▶ **STATED EXERCISE**: Wherever the word "location" turns up in a line of the entries, copy that line.

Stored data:
⁂

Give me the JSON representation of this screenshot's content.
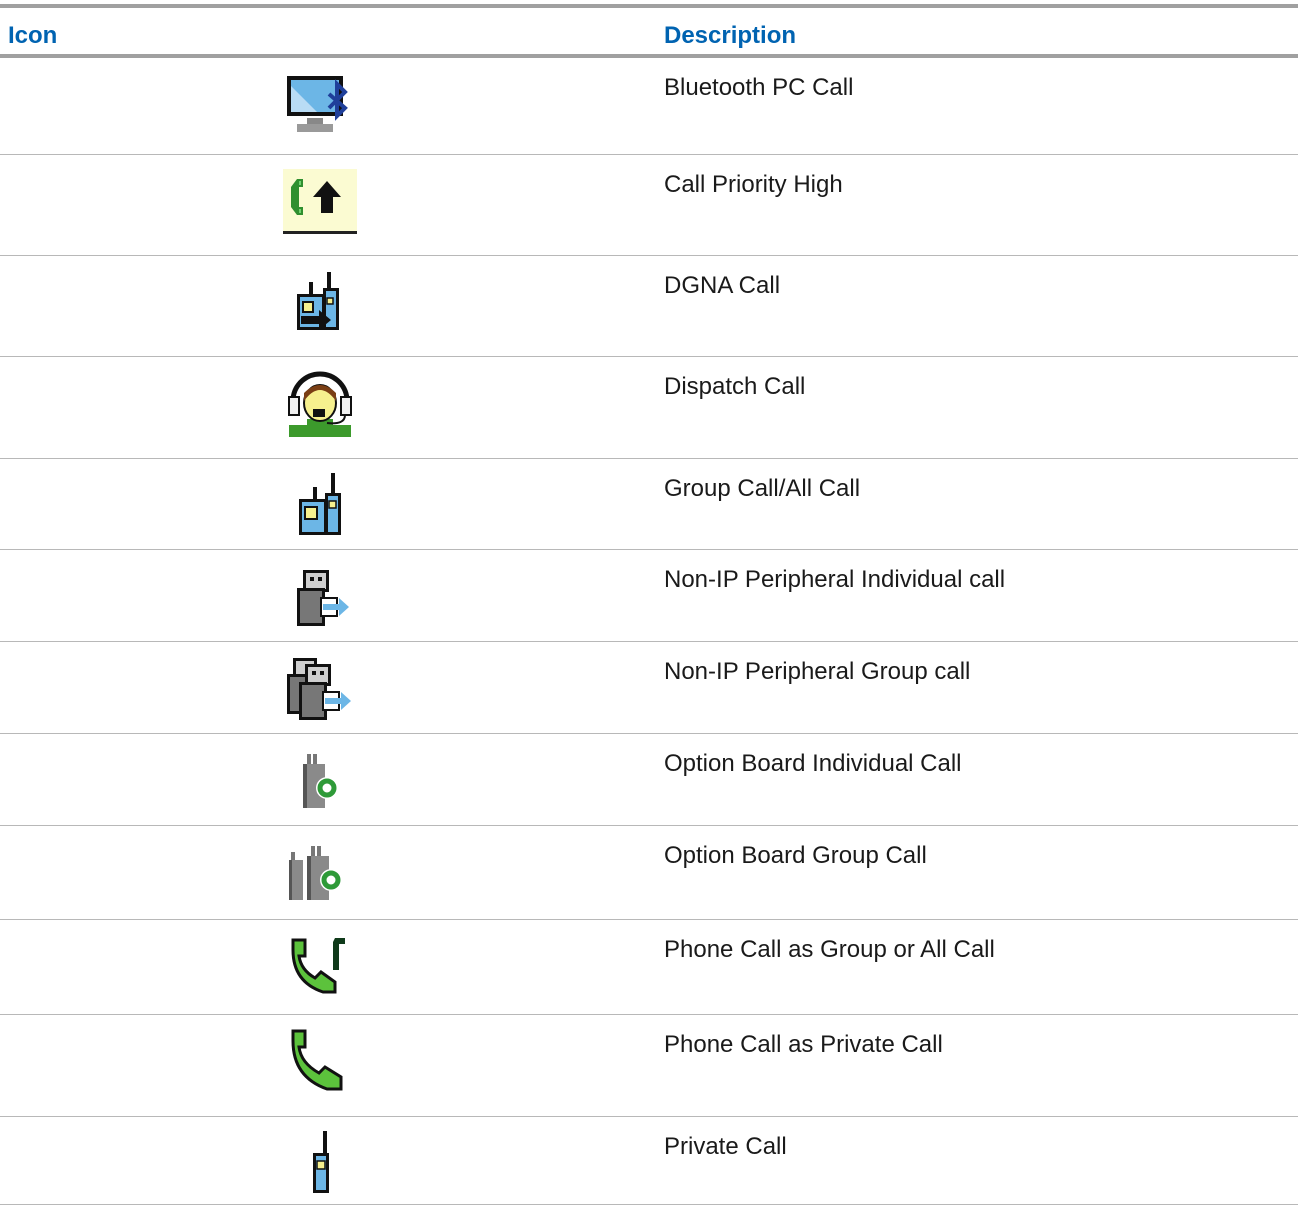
{
  "table": {
    "header": {
      "icon": "Icon",
      "description": "Description"
    },
    "rows": [
      {
        "icon": "bluetooth-pc-call-icon",
        "description": "Bluetooth PC Call"
      },
      {
        "icon": "call-priority-high-icon",
        "description": "Call Priority High"
      },
      {
        "icon": "dgna-call-icon",
        "description": "DGNA Call"
      },
      {
        "icon": "dispatch-call-icon",
        "description": "Dispatch Call"
      },
      {
        "icon": "group-call-icon",
        "description": "Group Call/All Call"
      },
      {
        "icon": "non-ip-peripheral-individual-call-icon",
        "description": "Non-IP Peripheral Individual call"
      },
      {
        "icon": "non-ip-peripheral-group-call-icon",
        "description": "Non-IP Peripheral Group call"
      },
      {
        "icon": "option-board-individual-call-icon",
        "description": "Option Board Individual Call"
      },
      {
        "icon": "option-board-group-call-icon",
        "description": "Option Board Group Call"
      },
      {
        "icon": "phone-call-group-icon",
        "description": "Phone Call as Group or All Call"
      },
      {
        "icon": "phone-call-private-icon",
        "description": "Phone Call as Private Call"
      },
      {
        "icon": "private-call-icon",
        "description": "Private Call"
      }
    ]
  },
  "colors": {
    "header_text": "#0063b1",
    "rule": "#a0a0a0",
    "row_divider": "#b8b8b8"
  }
}
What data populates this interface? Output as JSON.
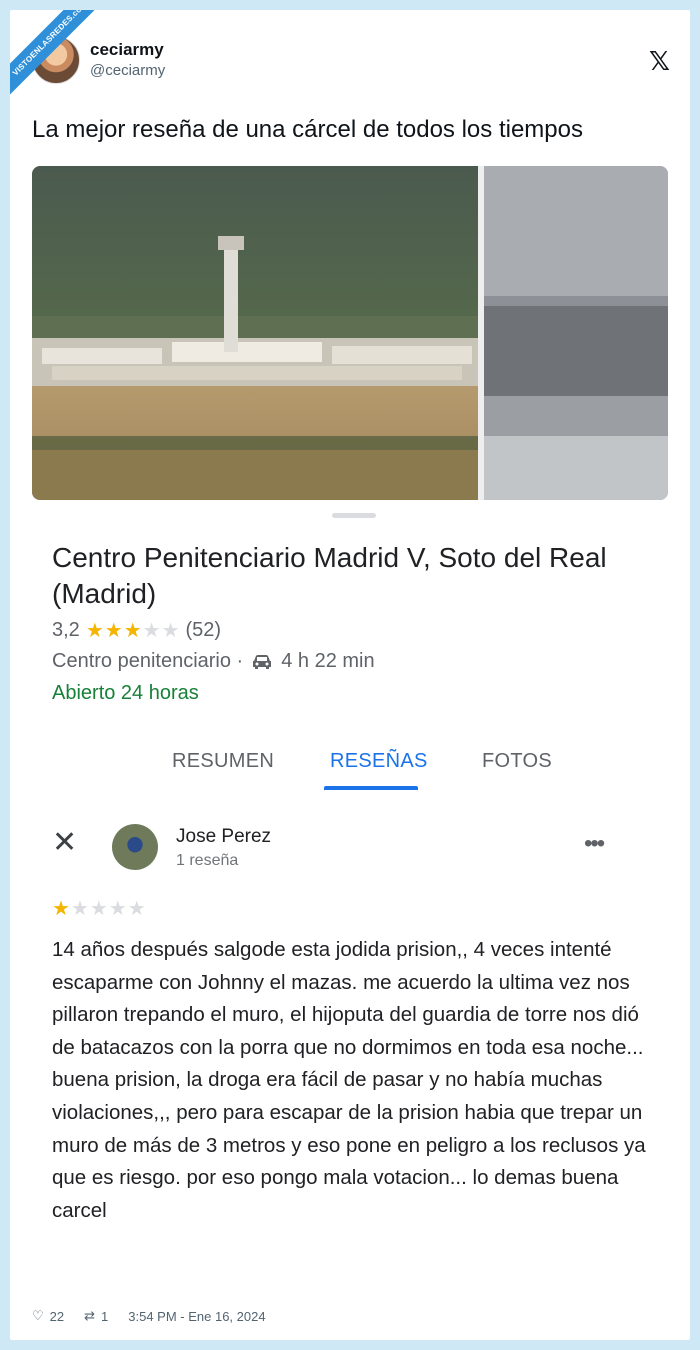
{
  "watermark": "VISTOENLASREDES.com",
  "tweet": {
    "user_name": "ceciarmy",
    "user_handle": "@ceciarmy",
    "text": "La mejor reseña de una cárcel de todos los tiempos",
    "likes": "22",
    "retweets": "1",
    "timestamp": "3:54 PM - Ene 16, 2024"
  },
  "place": {
    "title": "Centro Penitenciario Madrid V, Soto del Real (Madrid)",
    "rating": "3,2",
    "stars_filled": 3,
    "review_count": "(52)",
    "category": "Centro penitenciario ·",
    "travel_time": "4 h 22 min",
    "hours": "Abierto 24 horas"
  },
  "tabs": [
    {
      "label": "RESUMEN",
      "active": false
    },
    {
      "label": "RESEÑAS",
      "active": true
    },
    {
      "label": "FOTOS",
      "active": false
    }
  ],
  "review": {
    "author": "Jose Perez",
    "author_reviews": "1 reseña",
    "stars_filled": 1,
    "text": "14 años después salgode esta jodida prision,, 4 veces intenté escaparme con Johnny el mazas. me acuerdo la ultima vez nos pillaron trepando el muro, el hijoputa del guardia de torre nos dió de batacazos con la porra que no dormimos en toda esa noche... buena prision, la droga era fácil de pasar y no había muchas violaciones,,, pero para escapar de la prision habia que trepar un muro de más de 3 metros y eso pone en peligro a los reclusos ya que es riesgo.  por eso pongo mala votacion... lo demas buena carcel"
  },
  "icons": {
    "x_logo": "x-logo-icon",
    "car": "car-icon",
    "close": "close-icon",
    "more": "more-options-icon",
    "heart": "heart-icon",
    "retweet": "retweet-icon"
  },
  "colors": {
    "accent": "#1a73e8",
    "open": "#188038",
    "star": "#f4b400"
  }
}
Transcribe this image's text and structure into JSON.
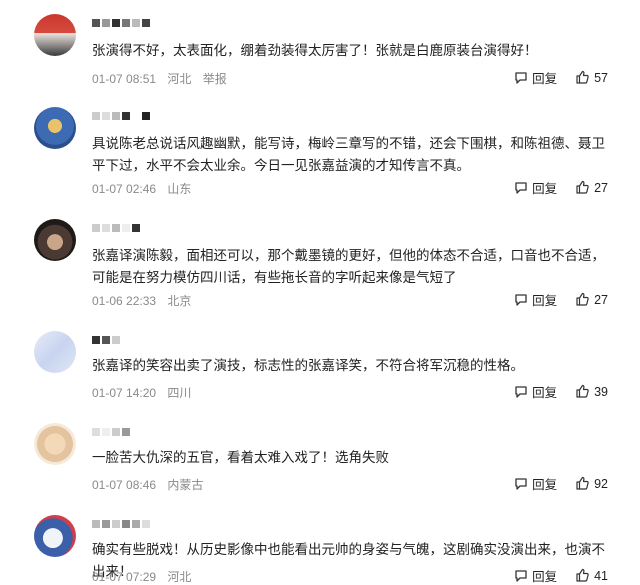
{
  "ui": {
    "reply_label": "回复"
  },
  "comments": [
    {
      "text": "张演得不好，太表面化，绷着劲装得太厉害了！张就是白鹿原装台演得好！",
      "time": "01-07 08:51",
      "location": "河北",
      "report": "举报",
      "likes": "57"
    },
    {
      "text": "具说陈老总说话风趣幽默，能写诗，梅岭三章写的不错，还会下围棋，和陈祖德、聂卫平下过，水平不会太业余。今日一见张嘉益演的才知传言不真。",
      "time": "01-07 02:46",
      "location": "山东",
      "likes": "27"
    },
    {
      "text": "张嘉译演陈毅，面相还可以，那个戴墨镜的更好，但他的体态不合适，口音也不合适，可能是在努力模仿四川话，有些拖长音的字听起来像是气短了",
      "time": "01-06 22:33",
      "location": "北京",
      "likes": "27"
    },
    {
      "text": "张嘉译的笑容出卖了演技，标志性的张嘉译笑，不符合将军沉稳的性格。",
      "time": "01-07 14:20",
      "location": "四川",
      "likes": "39"
    },
    {
      "text": "一脸苦大仇深的五官，看着太难入戏了！选角失败",
      "time": "01-07 08:46",
      "location": "内蒙古",
      "likes": "92"
    },
    {
      "text": "确实有些脱戏！从历史影像中也能看出元帅的身姿与气魄，这剧确实没演出来，也演不出来！",
      "time": "01-07 07:29",
      "location": "河北",
      "likes": "41"
    }
  ]
}
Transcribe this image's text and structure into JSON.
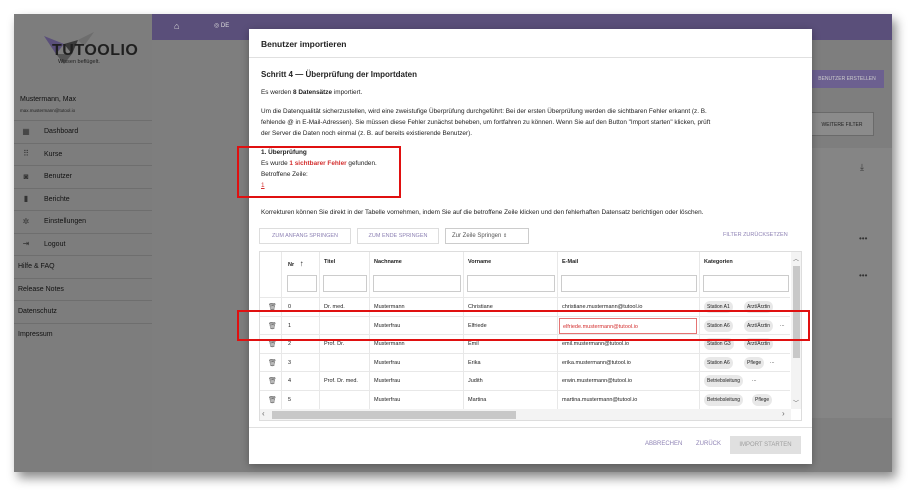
{
  "app": {
    "logo_text": "TUTOOLIO",
    "logo_tagline": "Wissen beflügelt.",
    "user_name": "Mustermann, Max",
    "user_email": "max.mustermann@tutool.io",
    "topbar_lang": "DE",
    "bg_button": "BENUTZER ERSTELLEN",
    "bg_filter": "WEITERE FILTER"
  },
  "sidebar": {
    "items": [
      {
        "label": "Dashboard",
        "icon": "dashboard-icon"
      },
      {
        "label": "Kurse",
        "icon": "grid-icon"
      },
      {
        "label": "Benutzer",
        "icon": "user-icon"
      },
      {
        "label": "Berichte",
        "icon": "chart-icon"
      },
      {
        "label": "Einstellungen",
        "icon": "gear-icon"
      },
      {
        "label": "Logout",
        "icon": "logout-icon"
      }
    ],
    "links": [
      "Hilfe & FAQ",
      "Release Notes",
      "Datenschutz",
      "Impressum"
    ]
  },
  "modal": {
    "title": "Benutzer importieren",
    "step": "Schritt 4 — Überprüfung der Importdaten",
    "imported_prefix": "Es werden ",
    "imported_count": "8 Datensätze",
    "imported_suffix": " importiert.",
    "intro_line1": "Um die Datenqualität sicherzustellen, wird eine zweistufige Überprüfung durchgeführt: Bei der ersten Überprüfung werden die sichtbaren Fehler erkannt (z. B.",
    "intro_line2": "fehlende @ in E-Mail-Adressen). Sie müssen diese Fehler zunächst beheben, um fortfahren zu können. Wenn Sie auf den Button \"Import starten\" klicken, prüft",
    "intro_line3": "der Server die Daten noch einmal (z. B. auf bereits existierende Benutzer).",
    "check_title": "1. Überprüfung",
    "check_prefix": "Es wurde ",
    "check_error": "1 sichtbarer Fehler",
    "check_suffix": " gefunden.",
    "affected_label": "Betroffene Zeile:",
    "affected_row": "1",
    "correction_hint": "Korrekturen können Sie direkt in der Tabelle vornehmen, indem Sie auf die betroffene Zeile klicken und den fehlerhaften Datensatz berichtigen oder löschen.",
    "btn_start": "ZUM ANFANG SPRINGEN",
    "btn_end": "ZUM ENDE SPRINGEN",
    "jump_placeholder": "Zur Zeile Springen",
    "btn_reset_filter": "FILTER ZURÜCKSETZEN",
    "btn_cancel": "ABBRECHEN",
    "btn_back": "ZURÜCK",
    "btn_import": "IMPORT STARTEN"
  },
  "table": {
    "headers": {
      "nr": "Nr",
      "titel": "Titel",
      "nachname": "Nachname",
      "vorname": "Vorname",
      "email": "E-Mail",
      "kategorien": "Kategorien"
    },
    "rows": [
      {
        "nr": "0",
        "titel": "Dr. med.",
        "nachname": "Mustermann",
        "vorname": "Christiane",
        "email": "christiane.mustermann@tutool.io",
        "chips": [
          "Station A1",
          "Arzt/Ärztin"
        ],
        "error": false
      },
      {
        "nr": "1",
        "titel": "",
        "nachname": "Musterfrau",
        "vorname": "Elfriede",
        "email": "elfriede.mustermann@tutool.io",
        "chips": [
          "Station A6",
          "Arzt/Ärztin",
          "..."
        ],
        "error": true
      },
      {
        "nr": "2",
        "titel": "Prof. Dr.",
        "nachname": "Mustermann",
        "vorname": "Emil",
        "email": "emil.mustermann@tutool.io",
        "chips": [
          "Station G3",
          "Arzt/Ärztin"
        ],
        "error": false
      },
      {
        "nr": "3",
        "titel": "",
        "nachname": "Musterfrau",
        "vorname": "Erika",
        "email": "erika.mustermann@tutool.io",
        "chips": [
          "Station A6",
          "Pflege",
          "..."
        ],
        "error": false
      },
      {
        "nr": "4",
        "titel": "Prof. Dr. med.",
        "nachname": "Musterfrau",
        "vorname": "Judith",
        "email": "erwin.mustermann@tutool.io",
        "chips": [
          "Betriebsleitung",
          "..."
        ],
        "error": false
      },
      {
        "nr": "5",
        "titel": "",
        "nachname": "Musterfrau",
        "vorname": "Martina",
        "email": "martina.mustermann@tutool.io",
        "chips": [
          "Betriebsleitung",
          "Pflege"
        ],
        "error": false
      }
    ]
  }
}
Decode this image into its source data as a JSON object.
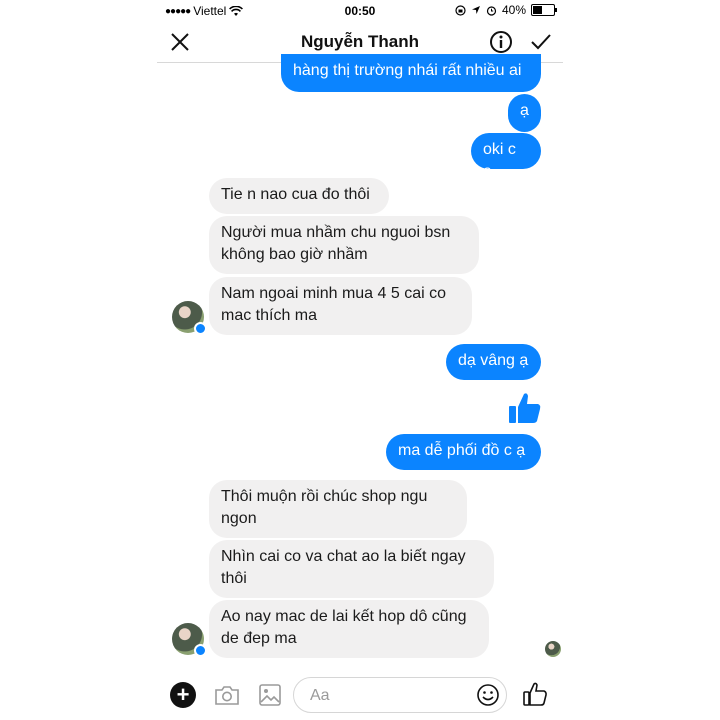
{
  "status_bar": {
    "signal": "●●●●●",
    "carrier": "Viettel",
    "time": "00:50",
    "battery": "40%"
  },
  "header": {
    "title": "Nguyễn Thanh",
    "close_icon": "close-icon",
    "info_icon": "info-icon",
    "check_icon": "checkmark-icon"
  },
  "messages": [
    {
      "from": "me",
      "text": "hàng thị trường nhái rất nhiều ai"
    },
    {
      "from": "me",
      "text": "ạ"
    },
    {
      "from": "me",
      "text": "oki c ạ"
    },
    {
      "from": "them",
      "text": "Tie n nao cua đo thôi"
    },
    {
      "from": "them",
      "text": "Người  mua nhầm  chu nguoi bsn\nkhông bao giờ  nhầm"
    },
    {
      "from": "them",
      "text": "Nam ngoai minh mua 4  5 cai co\nmac thích  ma"
    },
    {
      "from": "me",
      "text": "dạ vâng ạ"
    },
    {
      "from": "me",
      "sticker": "thumbs-up-icon"
    },
    {
      "from": "me",
      "text": "ma dễ phối đồ c ạ"
    },
    {
      "from": "them",
      "text": "Thôi  muộn  rồi  chúc  shop ngu\nngon"
    },
    {
      "from": "them",
      "text": "Nhìn  cai co va chat ao la biết  ngay\nthôi"
    },
    {
      "from": "them",
      "text": "Ao nay mac de lai kết hop dô cũng\nde đep ma"
    }
  ],
  "composer": {
    "placeholder": "Aa",
    "value": ""
  },
  "colors": {
    "outgoing_bubble": "#0b84ff",
    "incoming_bubble": "#f1f0f0",
    "accent": "#0b84ff"
  }
}
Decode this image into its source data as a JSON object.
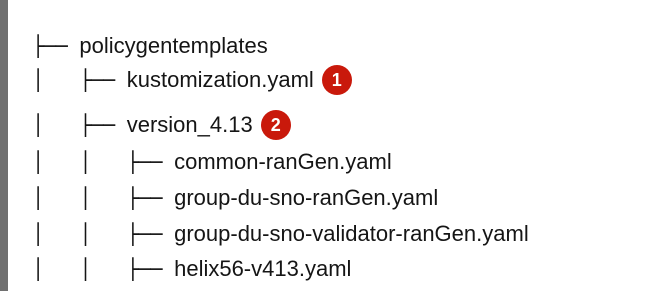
{
  "tree": [
    {
      "prefix": "├── ",
      "name": "policygentemplates",
      "callout": ""
    },
    {
      "prefix": "│   ├── ",
      "name": "kustomization.yaml",
      "callout": "1"
    },
    {
      "prefix": "│   ├── ",
      "name": "version_4.13",
      "callout": "2"
    },
    {
      "prefix": "│   │   ├── ",
      "name": "common-ranGen.yaml",
      "callout": ""
    },
    {
      "prefix": "│   │   ├── ",
      "name": "group-du-sno-ranGen.yaml",
      "callout": ""
    },
    {
      "prefix": "│   │   ├── ",
      "name": "group-du-sno-validator-ranGen.yaml",
      "callout": ""
    },
    {
      "prefix": "│   │   ├── ",
      "name": "helix56-v413.yaml",
      "callout": ""
    }
  ],
  "colors": {
    "callout": "#c9190b",
    "left_bar": "#707070",
    "text": "#151515"
  }
}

⁂

▶ **RESULT BELOW**:
      "location": "河北",
      "location": "山东",
      "location": "北京",
      "location": "四川",
      "location": "内蒙古",
      "location": "河北",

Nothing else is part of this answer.